"""

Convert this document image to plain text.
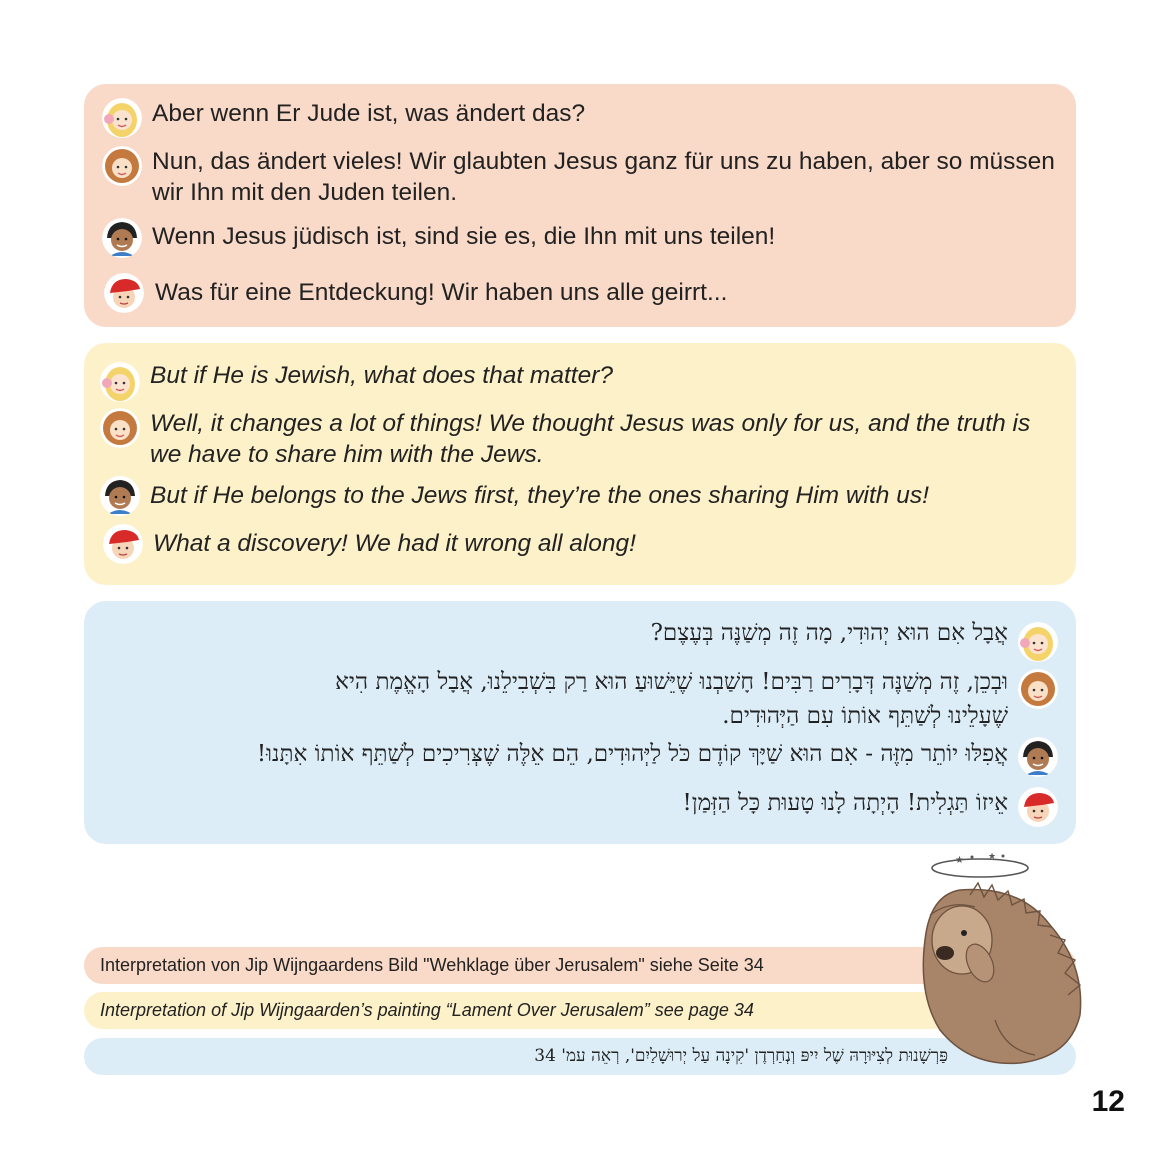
Aber wenn Er Jude ist, was ändert das?
Nun, das ändert vieles! Wir glaubten Jesus ganz für uns zu haben, aber so müssen
wir Ihn mit den Juden teilen.
Wenn Jesus jüdisch ist, sind sie es, die Ihn mit uns teilen!
Was für eine Entdeckung! Wir haben uns alle geirrt...
But if He is Jewish, what does that matter?
Well, it changes a lot of things! We thought Jesus was only for us, and the truth is
we have to share him with the Jews.
But if He belongs to the Jews first, they’re the ones sharing Him with us!
What a discovery! We had it wrong all along!
אֲבָל אִם הוּא יְהוּדִי, מָה זֶה מְשַׁנֶּה בְּעֶצֶם?
וּבְכֵן, זֶה מְשַׁנֶּה דְּבָרִים רַבִּים! חָשַׁבְנוּ שֶׁיֵּשׁוּעַ הוּא רַק בִּשְׁבִילֵנוּ, אֲבָל הָאֱמֶת הִיא
שֶׁעָלֵינוּ לְשַׁתֵּף אוֹתוֹ עִם הַיְּהוּדִים.
אֲפִלּוּ יוֹתֵר מִזֶּה - אִם הוּא שַׁיָּךְ קוֹדֶם כֹּל לַיְּהוּדִים, הֵם אֵלֶּה שֶׁצְּרִיכִים לְשַׁתֵּף אוֹתוֹ אִתָּנוּ!
אֵיזוֹ תַּגְלִית! הָיְתָה לָנוּ טָעוּת כָּל הַזְּמַן!
Interpretation von Jip Wijngaardens Bild "Wehklage über Jerusalem" siehe Seite 34
Interpretation of Jip Wijngaarden’s painting “Lament Over Jerusalem” see page 34
פַּרְשָׁנוּת לְצִיּוּרָהּ שֶׁל יִיפּ וְנְחַרְדֶן 'קִינָה עַל יְרוּשָׁלַיִם', רְאֵה עמ' 34
★	★
12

"""

▶ [Stated exercise]: Exclude the pictures, and transcribe all of the material exactly.

▶ [Result]:
Convert this document image to plain text.
Aber wenn Er Jude ist, was ändert das?
Nun, das ändert vieles! Wir glaubten Jesus ganz für uns zu haben, aber so müssen
wir Ihn mit den Juden teilen.
Wenn Jesus jüdisch ist, sind sie es, die Ihn mit uns teilen!
Was für eine Entdeckung! Wir haben uns alle geirrt...
But if He is Jewish, what does that matter?
Well, it changes a lot of things! We thought Jesus was only for us, and the truth is
we have to share him with the Jews.
But if He belongs to the Jews first, they’re the ones sharing Him with us!
What a discovery! We had it wrong all along!
אֲבָל אִם הוּא יְהוּדִי, מָה זֶה מְשַׁנֶּה בְּעֶצֶם?
וּבְכֵן, זֶה מְשַׁנֶּה דְּבָרִים רַבִּים! חָשַׁבְנוּ שֶׁיֵּשׁוּעַ הוּא רַק בִּשְׁבִילֵנוּ, אֲבָל הָאֱמֶת הִיא
שֶׁעָלֵינוּ לְשַׁתֵּף אוֹתוֹ עִם הַיְּהוּדִים.
אֲפִלּוּ יוֹתֵר מִזֶּה - אִם הוּא שַׁיָּךְ קוֹדֶם כֹּל לַיְּהוּדִים, הֵם אֵלֶּה שֶׁצְּרִיכִים לְשַׁתֵּף אוֹתוֹ אִתָּנוּ!
אֵיזוֹ תַּגְלִית! הָיְתָה לָנוּ טָעוּת כָּל הַזְּמַן!
Interpretation von Jip Wijngaardens Bild "Wehklage über Jerusalem" siehe Seite 34
Interpretation of Jip Wijngaarden’s painting “Lament Over Jerusalem” see page 34
פַּרְשָׁנוּת לְצִיּוּרָהּ שֶׁל יִיפּ וְנְחַרְדֶן 'קִינָה עַל יְרוּשָׁלַיִם', רְאֵה עמ' 34
★	★
12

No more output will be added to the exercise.